### TEXT SHOWN:

Addiction And The Games Involved
Some of you may have heard of the Drama Triangle at some point in your lives, you may have been involved in the triangle of psychological games more often than you realise and you may have even caused the games yourself without meaning to.
The Drama Triangle was conceived by Stephen Karpman, who was a student of Eric Berne -founder of Transactional Analysis, and the Drama Triangle entered the psychological world in 1968 explaining the destructive social and psychological games we all find ourselves in from time to time.
In any addiction you will find psychological games being played, they are usually unintentional, but once detected can change the recovery process, having great success for both the addict and those supporting them.
There are three positions within the drama triangle (DT):
So let’s look at how psychological games are played
Once Addiction has been identified, the addict may feel embarrassed and small, putting them in the position of victim in the DT. Then a family member/friend wanting to help, notices the vulnerability of the addict, therefore moves into rescuer wanting to aid the addict’s recovery from their addiction.
Some time may pass in these positions, but as the addict’s addiction need increases, they find reasons or maybe cause arguments to make way for their addiction need to be met.
So the addict moves into the persecutor position in the DT, by causing arguments and the friend is pushed into the victim position feeling all their efforts were worthless.

### Document layout detection records:
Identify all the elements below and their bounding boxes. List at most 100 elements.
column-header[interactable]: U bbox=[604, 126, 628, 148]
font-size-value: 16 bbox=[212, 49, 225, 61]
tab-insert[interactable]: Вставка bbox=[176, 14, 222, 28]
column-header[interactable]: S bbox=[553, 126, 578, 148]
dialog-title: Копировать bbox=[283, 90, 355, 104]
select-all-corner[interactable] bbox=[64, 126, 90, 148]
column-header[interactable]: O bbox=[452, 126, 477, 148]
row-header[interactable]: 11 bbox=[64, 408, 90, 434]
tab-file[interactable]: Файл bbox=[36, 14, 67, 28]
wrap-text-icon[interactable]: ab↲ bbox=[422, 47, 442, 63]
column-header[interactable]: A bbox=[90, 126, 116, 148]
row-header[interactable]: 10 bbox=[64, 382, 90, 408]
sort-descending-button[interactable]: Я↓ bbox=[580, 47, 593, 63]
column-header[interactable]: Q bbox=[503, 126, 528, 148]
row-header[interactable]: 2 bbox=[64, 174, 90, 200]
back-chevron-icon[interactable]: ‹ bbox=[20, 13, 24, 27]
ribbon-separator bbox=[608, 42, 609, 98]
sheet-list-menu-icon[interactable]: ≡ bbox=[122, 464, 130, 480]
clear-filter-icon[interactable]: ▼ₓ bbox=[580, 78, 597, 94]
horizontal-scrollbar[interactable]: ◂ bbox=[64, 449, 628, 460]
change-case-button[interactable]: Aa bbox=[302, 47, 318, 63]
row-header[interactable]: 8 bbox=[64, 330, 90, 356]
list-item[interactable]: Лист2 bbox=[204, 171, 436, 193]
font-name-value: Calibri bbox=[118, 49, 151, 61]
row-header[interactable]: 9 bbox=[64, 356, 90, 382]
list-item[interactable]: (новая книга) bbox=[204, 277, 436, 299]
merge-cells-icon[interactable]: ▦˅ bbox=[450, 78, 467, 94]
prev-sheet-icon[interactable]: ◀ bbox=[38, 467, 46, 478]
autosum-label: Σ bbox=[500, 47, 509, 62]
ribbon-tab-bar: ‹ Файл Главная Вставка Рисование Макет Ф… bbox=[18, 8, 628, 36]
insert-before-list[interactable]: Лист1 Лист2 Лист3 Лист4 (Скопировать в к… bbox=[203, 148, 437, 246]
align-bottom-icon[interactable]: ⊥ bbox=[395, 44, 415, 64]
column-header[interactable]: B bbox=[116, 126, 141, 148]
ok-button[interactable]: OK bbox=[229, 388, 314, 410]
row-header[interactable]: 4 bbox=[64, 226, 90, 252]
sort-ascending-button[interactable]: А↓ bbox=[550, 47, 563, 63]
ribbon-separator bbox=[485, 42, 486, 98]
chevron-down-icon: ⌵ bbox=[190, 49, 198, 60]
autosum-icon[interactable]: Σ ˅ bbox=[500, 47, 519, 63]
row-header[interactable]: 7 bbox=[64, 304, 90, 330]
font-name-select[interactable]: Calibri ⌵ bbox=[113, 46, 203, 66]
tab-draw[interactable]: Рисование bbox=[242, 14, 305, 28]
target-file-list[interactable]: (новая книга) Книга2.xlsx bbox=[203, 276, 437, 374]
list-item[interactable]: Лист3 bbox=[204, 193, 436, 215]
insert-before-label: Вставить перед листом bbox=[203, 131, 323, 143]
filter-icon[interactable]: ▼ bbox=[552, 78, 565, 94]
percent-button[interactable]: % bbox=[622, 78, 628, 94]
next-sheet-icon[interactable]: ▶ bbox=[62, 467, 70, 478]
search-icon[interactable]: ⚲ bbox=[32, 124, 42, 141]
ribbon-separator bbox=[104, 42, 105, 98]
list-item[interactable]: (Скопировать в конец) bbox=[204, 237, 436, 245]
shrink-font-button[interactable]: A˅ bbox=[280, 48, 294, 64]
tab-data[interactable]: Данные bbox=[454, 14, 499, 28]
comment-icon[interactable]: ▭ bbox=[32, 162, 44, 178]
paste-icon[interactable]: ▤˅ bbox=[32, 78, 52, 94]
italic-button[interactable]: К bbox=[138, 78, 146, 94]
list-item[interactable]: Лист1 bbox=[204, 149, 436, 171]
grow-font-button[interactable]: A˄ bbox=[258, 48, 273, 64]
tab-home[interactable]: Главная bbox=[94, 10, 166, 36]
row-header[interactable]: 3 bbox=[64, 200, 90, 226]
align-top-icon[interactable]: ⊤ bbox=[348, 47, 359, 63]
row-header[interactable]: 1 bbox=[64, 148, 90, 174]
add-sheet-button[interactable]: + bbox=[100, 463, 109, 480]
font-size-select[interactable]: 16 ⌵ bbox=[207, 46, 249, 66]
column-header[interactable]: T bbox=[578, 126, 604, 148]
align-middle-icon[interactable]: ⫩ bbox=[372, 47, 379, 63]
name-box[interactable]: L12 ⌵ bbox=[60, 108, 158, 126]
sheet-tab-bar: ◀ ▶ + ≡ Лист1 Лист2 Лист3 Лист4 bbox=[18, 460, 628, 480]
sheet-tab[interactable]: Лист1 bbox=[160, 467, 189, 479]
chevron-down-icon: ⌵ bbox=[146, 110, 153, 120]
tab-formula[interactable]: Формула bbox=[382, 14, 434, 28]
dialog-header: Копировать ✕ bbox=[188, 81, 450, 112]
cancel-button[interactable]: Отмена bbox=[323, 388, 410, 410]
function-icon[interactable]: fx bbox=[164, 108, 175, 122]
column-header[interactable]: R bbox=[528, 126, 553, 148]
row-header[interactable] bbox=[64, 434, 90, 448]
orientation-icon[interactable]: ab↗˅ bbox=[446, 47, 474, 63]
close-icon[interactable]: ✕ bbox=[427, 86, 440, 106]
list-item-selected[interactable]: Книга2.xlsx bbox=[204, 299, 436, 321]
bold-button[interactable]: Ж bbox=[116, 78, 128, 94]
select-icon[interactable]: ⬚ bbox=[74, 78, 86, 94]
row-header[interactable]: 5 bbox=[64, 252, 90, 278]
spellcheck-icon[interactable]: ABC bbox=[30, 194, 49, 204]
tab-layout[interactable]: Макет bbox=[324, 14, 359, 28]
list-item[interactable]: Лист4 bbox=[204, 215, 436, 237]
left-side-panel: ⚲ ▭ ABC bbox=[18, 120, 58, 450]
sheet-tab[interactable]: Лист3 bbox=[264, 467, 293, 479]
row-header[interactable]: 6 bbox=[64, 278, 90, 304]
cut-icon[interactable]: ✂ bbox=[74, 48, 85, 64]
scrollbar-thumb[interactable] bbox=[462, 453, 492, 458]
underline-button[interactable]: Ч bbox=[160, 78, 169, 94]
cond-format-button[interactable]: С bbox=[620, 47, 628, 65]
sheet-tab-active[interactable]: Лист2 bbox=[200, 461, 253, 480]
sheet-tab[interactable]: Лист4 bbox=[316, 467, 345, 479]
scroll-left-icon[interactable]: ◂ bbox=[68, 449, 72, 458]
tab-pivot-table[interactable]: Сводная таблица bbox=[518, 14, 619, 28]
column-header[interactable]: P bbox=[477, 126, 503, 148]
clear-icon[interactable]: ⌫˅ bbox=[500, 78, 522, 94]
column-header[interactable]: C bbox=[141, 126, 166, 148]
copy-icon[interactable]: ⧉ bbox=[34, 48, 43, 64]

### QUESTIONS TO ANSWER:
A. Render this sentence from the piece on addiction and the Drama Triangle in Spanish: "So the addict moves into the persecutor position in the DT, by causing arguments and the friend is pushed into the victim position feeling all their efforts were worthless."
B. Write what comes next in the piece on addiction and the Drama Triangle, picking up after its final sentence.
None of the records are needed here.

### RESPONSES BY TASK:
A. Así, el adicto pasa a la posición de perseguidor en el DT al provocar discusiones, y el amigo queda empujado a la posición de víctima, con la sensación de que todos sus esfuerzos no sirvieron de nada.

B.
The cycle could then move to the friend moving into persecutor, through anger towards the addict or fear for their wellbeing and depending on where the addict is in their addiction cycle they could move into rescuer by saying “everything is ok” or back into the victim and feeling small and vulnerable again.
The friend then moves into either rescuer or remains in persecutor for a while until the whole cycle starts all over again.
There is another position within the DT I haven’t mentioned, the position of adult. This position is one of being real, honest and truthful in the here and now. It is a place which gives you the ability to identify the psychological games being played, which the addict may be in control of and allows the helper to protect their own well-being and peace of mind from an often very destructive path of communication when aiding addiction recovery.
Choosing to step out of the DT can be tricky, as you don’t want to abandon the addict, and the addict may well try and pull you back into the DT by moving into the victim position. But over time as you remain in adult you discover it is a much healthier psychological place to be and the help you offer the addict is more productive and less destructive to both parties.
There are no winners in the DT, as it’s destructive cycle restricts growth, understanding and aids the addictions survival in the long run. Finding help to change the way you communicate as an addict and someone who is helping an addictive person can change the whole process of moving into recovery and once your awareness is at the point of identifying the DT, it is highly unlikely you will get pulled back into the DT ever again.
Psychological games appear in all social situations, they appear in the workplace, friendship groups and families and can be very destructive to the wellbeing of all.
Take some time to see if you can identify the DT in any situations in your life at the moment.
Do you know that one friend who you just can’t work out?
One minute you’re the best thing since sliced bread and the next you’re hardly worth talking to?
Is there a person at work who has you jumping through hoops to please them, then you feel everything you did was worthless?
Is there a member of your family always in the victim position, but then if everyone tries to help they reject all offers?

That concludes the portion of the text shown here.